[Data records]
━━━━━━━━

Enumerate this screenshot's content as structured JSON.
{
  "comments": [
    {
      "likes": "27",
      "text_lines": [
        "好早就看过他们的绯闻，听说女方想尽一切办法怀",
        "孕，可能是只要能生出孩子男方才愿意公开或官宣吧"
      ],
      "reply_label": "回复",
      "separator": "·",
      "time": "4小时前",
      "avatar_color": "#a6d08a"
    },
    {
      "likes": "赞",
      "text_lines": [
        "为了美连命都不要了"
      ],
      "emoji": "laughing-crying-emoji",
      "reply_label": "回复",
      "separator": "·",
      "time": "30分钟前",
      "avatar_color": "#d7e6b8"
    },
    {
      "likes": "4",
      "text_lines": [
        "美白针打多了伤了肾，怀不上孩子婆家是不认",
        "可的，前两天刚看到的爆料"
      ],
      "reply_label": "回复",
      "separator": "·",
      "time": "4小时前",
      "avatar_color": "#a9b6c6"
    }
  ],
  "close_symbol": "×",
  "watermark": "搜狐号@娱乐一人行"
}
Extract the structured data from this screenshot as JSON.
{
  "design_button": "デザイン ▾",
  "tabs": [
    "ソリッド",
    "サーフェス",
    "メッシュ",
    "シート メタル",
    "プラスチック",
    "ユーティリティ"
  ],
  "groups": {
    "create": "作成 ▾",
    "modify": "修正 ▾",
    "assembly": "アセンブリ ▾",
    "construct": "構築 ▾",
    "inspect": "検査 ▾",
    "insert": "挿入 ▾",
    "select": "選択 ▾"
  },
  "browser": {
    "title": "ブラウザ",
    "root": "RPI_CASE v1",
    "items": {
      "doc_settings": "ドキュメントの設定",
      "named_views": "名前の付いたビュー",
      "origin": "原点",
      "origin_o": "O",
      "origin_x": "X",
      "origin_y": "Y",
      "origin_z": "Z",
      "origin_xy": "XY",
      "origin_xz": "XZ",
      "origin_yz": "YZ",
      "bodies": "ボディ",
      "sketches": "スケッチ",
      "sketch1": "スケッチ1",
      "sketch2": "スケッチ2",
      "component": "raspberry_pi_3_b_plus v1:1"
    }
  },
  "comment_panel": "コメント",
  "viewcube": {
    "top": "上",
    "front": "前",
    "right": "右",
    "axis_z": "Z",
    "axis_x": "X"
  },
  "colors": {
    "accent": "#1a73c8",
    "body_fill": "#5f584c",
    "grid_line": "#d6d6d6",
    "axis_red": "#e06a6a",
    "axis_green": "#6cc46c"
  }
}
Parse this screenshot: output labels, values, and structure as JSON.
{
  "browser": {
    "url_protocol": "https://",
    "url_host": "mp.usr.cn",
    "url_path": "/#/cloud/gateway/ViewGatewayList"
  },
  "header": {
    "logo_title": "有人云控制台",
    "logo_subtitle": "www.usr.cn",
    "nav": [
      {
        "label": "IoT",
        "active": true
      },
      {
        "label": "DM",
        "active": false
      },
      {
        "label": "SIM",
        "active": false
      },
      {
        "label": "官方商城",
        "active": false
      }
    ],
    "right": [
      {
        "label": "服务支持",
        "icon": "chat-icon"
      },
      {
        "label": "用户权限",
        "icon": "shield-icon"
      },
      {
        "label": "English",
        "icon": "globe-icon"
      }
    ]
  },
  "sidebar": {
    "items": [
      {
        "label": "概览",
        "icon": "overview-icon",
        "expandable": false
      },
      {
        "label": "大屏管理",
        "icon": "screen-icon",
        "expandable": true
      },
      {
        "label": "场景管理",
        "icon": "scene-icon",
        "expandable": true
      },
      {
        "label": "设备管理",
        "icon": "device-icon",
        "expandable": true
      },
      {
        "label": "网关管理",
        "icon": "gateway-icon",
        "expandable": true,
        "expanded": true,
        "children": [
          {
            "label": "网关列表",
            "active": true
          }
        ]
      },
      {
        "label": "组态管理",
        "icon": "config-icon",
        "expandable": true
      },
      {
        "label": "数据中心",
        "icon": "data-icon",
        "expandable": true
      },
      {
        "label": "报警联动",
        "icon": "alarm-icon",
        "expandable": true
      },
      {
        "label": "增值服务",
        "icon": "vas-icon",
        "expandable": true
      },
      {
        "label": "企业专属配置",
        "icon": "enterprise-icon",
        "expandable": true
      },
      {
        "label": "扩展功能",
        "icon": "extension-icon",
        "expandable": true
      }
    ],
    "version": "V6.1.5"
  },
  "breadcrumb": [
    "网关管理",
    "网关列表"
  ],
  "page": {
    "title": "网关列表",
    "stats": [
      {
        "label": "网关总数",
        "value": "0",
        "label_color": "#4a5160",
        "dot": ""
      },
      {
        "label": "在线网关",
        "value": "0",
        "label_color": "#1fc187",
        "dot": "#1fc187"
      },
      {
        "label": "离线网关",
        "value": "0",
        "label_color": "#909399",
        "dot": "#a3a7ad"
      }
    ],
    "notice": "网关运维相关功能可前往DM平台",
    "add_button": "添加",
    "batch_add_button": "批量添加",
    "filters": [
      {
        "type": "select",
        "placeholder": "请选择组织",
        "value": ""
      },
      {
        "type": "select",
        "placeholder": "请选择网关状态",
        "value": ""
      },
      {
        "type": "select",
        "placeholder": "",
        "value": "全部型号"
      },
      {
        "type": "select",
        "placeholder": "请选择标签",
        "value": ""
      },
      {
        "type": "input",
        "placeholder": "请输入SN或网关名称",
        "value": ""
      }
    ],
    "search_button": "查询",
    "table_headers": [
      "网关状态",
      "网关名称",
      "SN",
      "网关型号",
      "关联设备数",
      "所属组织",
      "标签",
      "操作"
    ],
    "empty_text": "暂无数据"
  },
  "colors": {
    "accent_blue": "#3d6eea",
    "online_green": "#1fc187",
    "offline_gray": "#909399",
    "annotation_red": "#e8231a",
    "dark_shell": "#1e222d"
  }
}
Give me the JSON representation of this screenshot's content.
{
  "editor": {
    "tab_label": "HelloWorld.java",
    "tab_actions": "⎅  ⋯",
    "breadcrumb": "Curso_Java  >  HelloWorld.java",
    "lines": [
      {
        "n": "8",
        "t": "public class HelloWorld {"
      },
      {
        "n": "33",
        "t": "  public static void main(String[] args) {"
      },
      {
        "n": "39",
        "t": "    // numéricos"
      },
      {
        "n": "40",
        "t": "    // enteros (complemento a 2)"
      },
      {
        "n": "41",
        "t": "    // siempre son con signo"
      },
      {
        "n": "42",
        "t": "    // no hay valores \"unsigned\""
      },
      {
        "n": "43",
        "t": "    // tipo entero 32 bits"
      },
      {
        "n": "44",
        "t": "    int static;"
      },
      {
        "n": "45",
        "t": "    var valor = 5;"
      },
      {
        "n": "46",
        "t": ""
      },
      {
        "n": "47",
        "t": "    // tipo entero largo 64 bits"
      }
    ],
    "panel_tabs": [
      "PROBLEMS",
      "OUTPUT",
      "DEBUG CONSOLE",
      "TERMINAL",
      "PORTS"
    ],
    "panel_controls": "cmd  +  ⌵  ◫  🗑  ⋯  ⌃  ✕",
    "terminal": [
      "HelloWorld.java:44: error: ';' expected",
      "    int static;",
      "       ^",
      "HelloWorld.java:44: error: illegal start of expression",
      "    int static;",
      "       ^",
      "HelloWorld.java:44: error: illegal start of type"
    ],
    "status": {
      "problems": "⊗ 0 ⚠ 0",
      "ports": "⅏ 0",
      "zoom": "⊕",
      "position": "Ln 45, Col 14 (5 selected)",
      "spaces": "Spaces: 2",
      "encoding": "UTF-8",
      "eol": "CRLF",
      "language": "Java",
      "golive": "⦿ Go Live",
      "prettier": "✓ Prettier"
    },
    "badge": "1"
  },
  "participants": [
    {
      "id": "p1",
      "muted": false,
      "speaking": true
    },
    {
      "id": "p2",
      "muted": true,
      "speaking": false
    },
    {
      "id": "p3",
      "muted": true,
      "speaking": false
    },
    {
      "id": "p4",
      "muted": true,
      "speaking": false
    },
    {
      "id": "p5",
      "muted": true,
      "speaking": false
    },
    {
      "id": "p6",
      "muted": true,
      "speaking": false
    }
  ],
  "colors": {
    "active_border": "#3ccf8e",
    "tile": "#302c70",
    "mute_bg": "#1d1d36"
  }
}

━━━━━━━━

AIM OF THE TASK: Show every line that contains the word "tipo".

THE COMPLETED TASK:
        "t": "    // tipo entero 32 bits"
        "t": "    // tipo entero largo 64 bits"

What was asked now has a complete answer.